Entries taken from a collection:

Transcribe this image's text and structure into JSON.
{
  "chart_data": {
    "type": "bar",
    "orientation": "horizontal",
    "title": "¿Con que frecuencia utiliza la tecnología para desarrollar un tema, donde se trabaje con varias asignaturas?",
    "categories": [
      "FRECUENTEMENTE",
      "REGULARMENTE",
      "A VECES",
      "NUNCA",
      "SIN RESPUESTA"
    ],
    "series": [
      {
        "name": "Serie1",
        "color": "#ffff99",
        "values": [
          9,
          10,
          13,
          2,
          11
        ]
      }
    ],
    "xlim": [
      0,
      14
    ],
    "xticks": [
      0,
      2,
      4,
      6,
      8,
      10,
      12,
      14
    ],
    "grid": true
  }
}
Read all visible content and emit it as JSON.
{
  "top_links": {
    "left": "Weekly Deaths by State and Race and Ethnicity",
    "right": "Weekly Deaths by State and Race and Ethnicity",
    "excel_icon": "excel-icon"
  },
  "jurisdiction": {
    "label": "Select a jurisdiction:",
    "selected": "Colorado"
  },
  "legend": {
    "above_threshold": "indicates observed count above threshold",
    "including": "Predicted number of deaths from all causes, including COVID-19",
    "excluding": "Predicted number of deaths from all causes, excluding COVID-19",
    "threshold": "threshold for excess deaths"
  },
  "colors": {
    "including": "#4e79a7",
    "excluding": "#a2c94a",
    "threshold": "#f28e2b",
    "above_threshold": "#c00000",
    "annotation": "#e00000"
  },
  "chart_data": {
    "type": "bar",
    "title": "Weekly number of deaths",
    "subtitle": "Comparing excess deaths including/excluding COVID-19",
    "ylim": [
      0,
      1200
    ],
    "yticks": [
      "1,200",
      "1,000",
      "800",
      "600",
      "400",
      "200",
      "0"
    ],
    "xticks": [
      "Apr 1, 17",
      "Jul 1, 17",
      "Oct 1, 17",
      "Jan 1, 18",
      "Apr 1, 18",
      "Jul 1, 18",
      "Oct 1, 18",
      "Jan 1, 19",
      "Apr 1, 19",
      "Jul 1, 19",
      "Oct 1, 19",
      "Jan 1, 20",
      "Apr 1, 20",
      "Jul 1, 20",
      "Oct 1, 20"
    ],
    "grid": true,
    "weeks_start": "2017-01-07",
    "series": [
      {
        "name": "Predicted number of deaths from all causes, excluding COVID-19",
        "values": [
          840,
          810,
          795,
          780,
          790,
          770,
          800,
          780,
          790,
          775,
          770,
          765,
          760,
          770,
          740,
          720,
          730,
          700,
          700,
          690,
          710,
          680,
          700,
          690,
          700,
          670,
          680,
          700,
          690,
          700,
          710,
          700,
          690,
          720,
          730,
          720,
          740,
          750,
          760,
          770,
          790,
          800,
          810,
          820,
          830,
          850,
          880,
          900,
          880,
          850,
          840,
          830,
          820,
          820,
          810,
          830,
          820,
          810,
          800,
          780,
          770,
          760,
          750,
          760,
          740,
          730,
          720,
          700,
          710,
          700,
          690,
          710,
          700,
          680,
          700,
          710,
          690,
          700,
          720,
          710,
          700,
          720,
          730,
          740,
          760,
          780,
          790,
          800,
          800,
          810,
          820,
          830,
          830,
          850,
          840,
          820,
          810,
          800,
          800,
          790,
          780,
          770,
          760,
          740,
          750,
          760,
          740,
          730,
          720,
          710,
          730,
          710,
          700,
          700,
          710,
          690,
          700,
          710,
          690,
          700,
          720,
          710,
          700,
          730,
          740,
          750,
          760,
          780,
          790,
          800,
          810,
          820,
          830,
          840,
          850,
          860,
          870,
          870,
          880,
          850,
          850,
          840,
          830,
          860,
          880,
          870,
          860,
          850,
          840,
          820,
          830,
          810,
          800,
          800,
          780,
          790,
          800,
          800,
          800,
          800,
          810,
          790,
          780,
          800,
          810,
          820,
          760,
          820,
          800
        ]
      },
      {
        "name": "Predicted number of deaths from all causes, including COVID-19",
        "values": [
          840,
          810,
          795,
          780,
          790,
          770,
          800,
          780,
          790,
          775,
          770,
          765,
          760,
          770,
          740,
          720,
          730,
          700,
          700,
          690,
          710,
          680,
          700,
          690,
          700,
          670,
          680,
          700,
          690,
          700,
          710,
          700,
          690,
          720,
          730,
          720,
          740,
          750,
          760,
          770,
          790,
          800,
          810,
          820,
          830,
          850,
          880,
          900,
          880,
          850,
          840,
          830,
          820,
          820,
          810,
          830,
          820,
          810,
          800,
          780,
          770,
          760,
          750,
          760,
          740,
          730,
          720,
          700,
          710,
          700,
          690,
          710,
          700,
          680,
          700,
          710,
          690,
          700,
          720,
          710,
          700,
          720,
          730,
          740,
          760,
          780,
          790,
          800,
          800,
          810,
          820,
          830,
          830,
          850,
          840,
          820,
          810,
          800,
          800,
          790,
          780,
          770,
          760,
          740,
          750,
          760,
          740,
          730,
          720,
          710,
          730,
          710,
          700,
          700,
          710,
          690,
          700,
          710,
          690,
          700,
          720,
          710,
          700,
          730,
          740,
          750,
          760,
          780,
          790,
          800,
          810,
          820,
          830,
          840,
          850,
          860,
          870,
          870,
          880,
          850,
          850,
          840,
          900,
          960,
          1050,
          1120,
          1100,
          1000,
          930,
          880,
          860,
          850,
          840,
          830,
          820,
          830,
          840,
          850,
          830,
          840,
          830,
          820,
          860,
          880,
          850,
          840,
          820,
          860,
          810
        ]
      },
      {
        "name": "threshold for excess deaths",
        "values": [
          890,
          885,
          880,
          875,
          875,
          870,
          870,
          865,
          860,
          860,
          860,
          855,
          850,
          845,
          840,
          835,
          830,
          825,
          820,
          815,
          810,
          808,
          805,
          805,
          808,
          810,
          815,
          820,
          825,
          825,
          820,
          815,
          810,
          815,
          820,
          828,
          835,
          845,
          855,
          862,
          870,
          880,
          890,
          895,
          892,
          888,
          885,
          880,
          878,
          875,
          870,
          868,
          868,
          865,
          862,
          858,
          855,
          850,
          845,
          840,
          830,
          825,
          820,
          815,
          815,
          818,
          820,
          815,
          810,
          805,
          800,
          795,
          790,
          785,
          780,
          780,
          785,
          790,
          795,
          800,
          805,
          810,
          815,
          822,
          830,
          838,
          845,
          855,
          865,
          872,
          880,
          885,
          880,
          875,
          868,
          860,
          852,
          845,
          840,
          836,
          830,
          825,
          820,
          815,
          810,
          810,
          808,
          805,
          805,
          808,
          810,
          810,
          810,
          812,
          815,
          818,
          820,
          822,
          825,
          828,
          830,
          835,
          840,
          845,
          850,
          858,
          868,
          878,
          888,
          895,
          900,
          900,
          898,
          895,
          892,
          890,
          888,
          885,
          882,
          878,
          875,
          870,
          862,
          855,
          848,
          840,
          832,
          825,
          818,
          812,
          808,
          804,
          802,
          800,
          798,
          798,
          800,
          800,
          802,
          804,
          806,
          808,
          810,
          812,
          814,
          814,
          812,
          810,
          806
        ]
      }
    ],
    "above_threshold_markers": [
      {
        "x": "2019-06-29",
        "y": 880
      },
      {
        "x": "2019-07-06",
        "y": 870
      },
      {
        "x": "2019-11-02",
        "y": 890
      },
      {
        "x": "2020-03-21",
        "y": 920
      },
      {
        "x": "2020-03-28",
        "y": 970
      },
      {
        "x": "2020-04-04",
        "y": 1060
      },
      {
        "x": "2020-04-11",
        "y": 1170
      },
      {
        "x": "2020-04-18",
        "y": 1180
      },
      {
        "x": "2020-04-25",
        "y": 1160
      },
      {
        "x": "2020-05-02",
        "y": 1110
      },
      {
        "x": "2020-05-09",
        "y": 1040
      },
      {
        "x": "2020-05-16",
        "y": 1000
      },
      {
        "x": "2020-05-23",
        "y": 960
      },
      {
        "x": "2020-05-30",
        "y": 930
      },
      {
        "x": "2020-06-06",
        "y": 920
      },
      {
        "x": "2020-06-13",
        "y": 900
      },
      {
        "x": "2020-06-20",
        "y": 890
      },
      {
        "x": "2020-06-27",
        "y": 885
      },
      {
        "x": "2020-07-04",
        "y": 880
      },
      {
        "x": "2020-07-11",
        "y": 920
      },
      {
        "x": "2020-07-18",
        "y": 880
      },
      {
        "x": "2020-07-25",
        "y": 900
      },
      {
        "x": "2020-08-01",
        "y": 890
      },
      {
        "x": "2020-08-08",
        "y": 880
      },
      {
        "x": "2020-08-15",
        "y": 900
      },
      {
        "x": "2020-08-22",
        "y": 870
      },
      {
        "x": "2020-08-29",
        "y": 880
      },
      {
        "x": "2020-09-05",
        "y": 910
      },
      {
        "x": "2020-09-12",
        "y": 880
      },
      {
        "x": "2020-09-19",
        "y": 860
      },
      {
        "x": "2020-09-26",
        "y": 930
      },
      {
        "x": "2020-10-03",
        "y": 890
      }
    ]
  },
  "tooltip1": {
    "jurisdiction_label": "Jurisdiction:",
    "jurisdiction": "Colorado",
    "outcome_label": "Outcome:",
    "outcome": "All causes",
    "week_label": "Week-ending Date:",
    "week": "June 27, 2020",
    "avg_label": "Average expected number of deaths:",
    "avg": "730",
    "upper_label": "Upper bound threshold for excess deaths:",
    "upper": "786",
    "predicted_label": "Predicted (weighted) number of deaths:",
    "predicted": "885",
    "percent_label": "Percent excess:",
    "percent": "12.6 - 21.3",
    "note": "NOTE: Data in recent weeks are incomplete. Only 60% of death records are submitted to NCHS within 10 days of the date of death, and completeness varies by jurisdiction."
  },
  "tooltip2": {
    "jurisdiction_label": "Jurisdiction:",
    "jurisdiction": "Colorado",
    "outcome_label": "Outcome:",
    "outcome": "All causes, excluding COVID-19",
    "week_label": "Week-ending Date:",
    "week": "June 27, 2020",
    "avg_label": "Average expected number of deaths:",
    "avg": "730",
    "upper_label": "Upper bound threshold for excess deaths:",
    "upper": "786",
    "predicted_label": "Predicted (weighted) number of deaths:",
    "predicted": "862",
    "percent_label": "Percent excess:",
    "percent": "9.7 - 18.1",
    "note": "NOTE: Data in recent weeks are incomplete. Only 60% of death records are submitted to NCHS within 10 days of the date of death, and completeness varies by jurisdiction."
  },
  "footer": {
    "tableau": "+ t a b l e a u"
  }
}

▸ **Exercise requirements**:
Among the entries above, how many lines include the word "including"? Give the number with no comment.

▸ **Task output**:
4